# Source text
So what might be a possible end game with the GOP tampering with the USPS? In a word, it's unions. After all, the USPS is the second largest employer in the country behind Walmart:

[H]ere we have a service that . . . employs over 574,000 union members. No wonder it became such a mouth-watering target for the GOP. It would be quite a feather in the cap of Darrell "the liberal hunter" Issa to take out one of the largest unions in the country and simultaneously give the US a nudge in the direction of total privatization by crippling one of the last great public services.


What Scott Walker did to the unions in Wisconsin is just a preview to the assault on worker organization the GOP in general opposes. And as the Party platform promises, the union jobs lost to the Post Office will, should the GOP get their way, provide an opening for "a greater role for private enterprise. . . ."

It's the last portion of that last plank sentence that might be the GOP's undoing, though. What exactly might they mean by "in appropriate aspects of the mail-processing system"? It turns out that the Founders intended the Postal Service not as a cash cow, but as a necessary service, and included its authorization in Article One. Courts have interpreted this mandate as an exclusive one; only the Post Office may deliver a letter in the US. FedEx and UPS get around this provision only by adding cost; they package the letters they might deliver in a package, meaning they aren't technically letters after they have been stuffed into cardboard envelopes. How many in the US will tolerate additional packaging—and the added costs inherent therein—just so a private carrier can legally handle postcards and Xmas greetings?

Despite this promised gloom and doom from the Elephants in the room, I prefer to take a long-term view of the future here. Yes, the Republican Party might be gunning to eliminate minimum wages in the Pacific Territories and postal worker unions; but in the future, these acts will only slow the inevitable. Legislate as they might, Lincoln was right. "Labor is prior to, and independent of, capital." And when the Baby Boomers start retiring in earnest (as they already are), there won't be enough replacement workers to fill their jobs.

The sheer number of boomers destroyed the labor movement by diluting the bargaining power of each worker. The GOP knows this, and is pre-emptively attempting to gut worker collective bargaining before the absence the boomers will create helps worker bargaining traction. They can try, but I doubt it will work. It doesn't matter if future jobs are union or no, if they suck, they will be left unfilled.

I'm going to stop reading this Platform thing for a while. It's too full of the stoopid, if not of the Pure Evil.

# Data entries

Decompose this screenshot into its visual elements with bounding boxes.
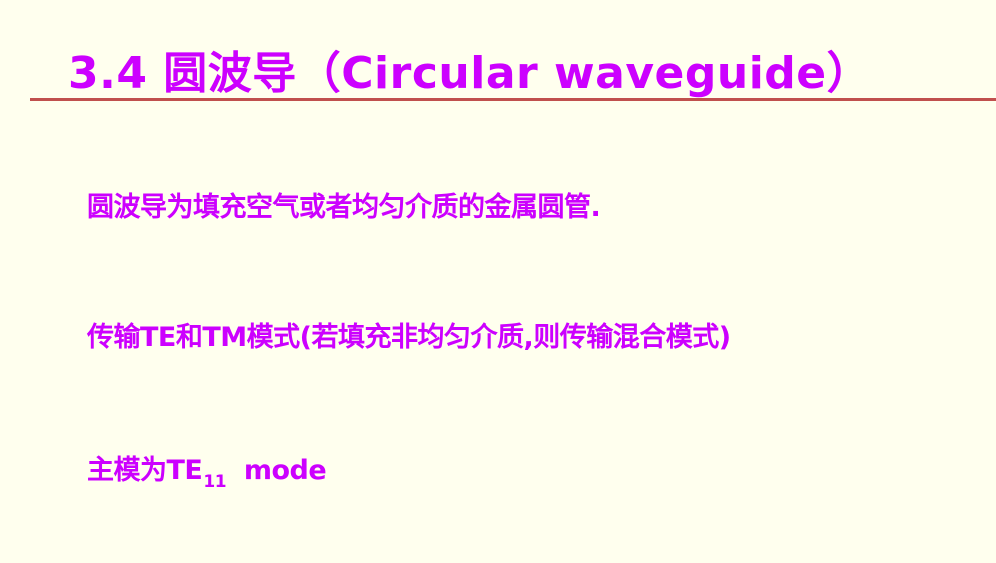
bullet-circular-waveguide-definition: 圆波导为填充空气或者均匀介质的金属圆管. <box>87 192 601 223</box>
title-underline <box>30 98 996 101</box>
dominant-mode-suffix: mode <box>243 455 327 486</box>
dominant-mode-prefix: 主模为TE <box>87 455 203 486</box>
bullet-supported-modes: 传输TE和TM模式(若填充非均匀介质,则传输混合模式) <box>87 322 731 353</box>
slide: { "colors": { "background": "#FFFFEE", "… <box>0 0 996 563</box>
bullet-dominant-mode: 主模为TE11 mode <box>87 454 327 491</box>
slide-title: 3.4 圆波导（Circular waveguide） <box>68 48 872 99</box>
mode-index-subscript: 11 <box>203 472 227 492</box>
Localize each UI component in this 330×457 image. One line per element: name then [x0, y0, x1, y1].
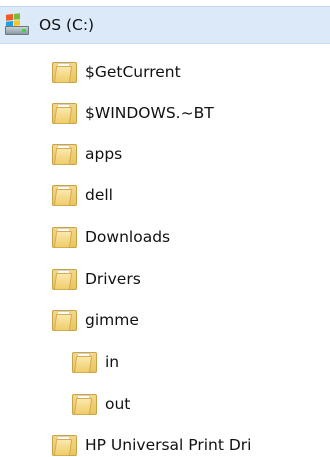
folder-icon [52, 61, 77, 83]
folder-icon [72, 393, 97, 415]
folder-icon [72, 351, 97, 373]
tree-item-in[interactable]: in [0, 345, 119, 379]
tree-item-label: $WINDOWS.~BT [85, 104, 214, 122]
drive-icon [5, 13, 29, 36]
tree-item-getcurrent[interactable]: $GetCurrent [0, 55, 181, 89]
tree-item-drivers[interactable]: Drivers [0, 262, 141, 296]
folder-icon [52, 268, 77, 290]
tree-item-label: OS (C:) [39, 16, 95, 34]
folder-icon [52, 434, 77, 456]
folder-icon [52, 143, 77, 165]
tree-item-downloads[interactable]: Downloads [0, 220, 170, 254]
tree-item-os-c-drive[interactable]: OS (C:) [0, 6, 330, 44]
folder-icon [52, 184, 77, 206]
tree-item-label: HP Universal Print Dri [85, 436, 252, 454]
folder-icon [52, 309, 77, 331]
tree-item-windows-bt[interactable]: $WINDOWS.~BT [0, 96, 214, 130]
folder-tree: OS (C:) $GetCurrent $WINDOWS.~BT apps de… [0, 0, 330, 457]
tree-item-dell[interactable]: dell [0, 178, 113, 212]
tree-item-label: Drivers [85, 270, 141, 288]
tree-item-hp-universal-print-driver[interactable]: HP Universal Print Dri [0, 428, 252, 457]
tree-item-label: apps [85, 145, 123, 163]
tree-item-label: gimme [85, 311, 139, 329]
tree-item-label: dell [85, 186, 113, 204]
tree-item-apps[interactable]: apps [0, 137, 122, 171]
tree-item-label: Downloads [85, 228, 171, 246]
tree-item-label: $GetCurrent [85, 63, 181, 81]
tree-item-out[interactable]: out [0, 387, 130, 421]
tree-item-gimme[interactable]: gimme [0, 303, 139, 337]
folder-icon [52, 102, 77, 124]
tree-item-label: out [105, 395, 131, 413]
tree-item-label: in [105, 353, 120, 371]
folder-icon [52, 226, 77, 248]
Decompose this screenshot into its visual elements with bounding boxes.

# What you will do
- 1) Copy out word for word everything in the Postal Service piece from "Despite this promised" down to "fill their jobs.".
- 2) Translate this sentence from the Postal Service piece into Spanish: "Courts have interpreted this mandate as an exclusive one; only the Post Office may deliver a letter in the US."
The lines are a separate set of material, unrelated to the Postal Service piece.

# Problem solutions
- 1)
Despite this promised gloom and doom from the Elephants in the room, I prefer to take a long-term view of the future here. Yes, the Republican Party might be gunning to eliminate minimum wages in the Pacific Territories and postal worker unions; but in the future, these acts will only slow the inevitable. Legislate as they might, Lincoln was right. "Labor is prior to, and independent of, capital." And when the Baby Boomers start retiring in earnest (as they already are), there won't be enough replacement workers to fill their jobs.

- 2) Los tribunales han interpretado este mandato como exclusivo; solo la Oficina de Correos puede entregar una carta en los EE. UU.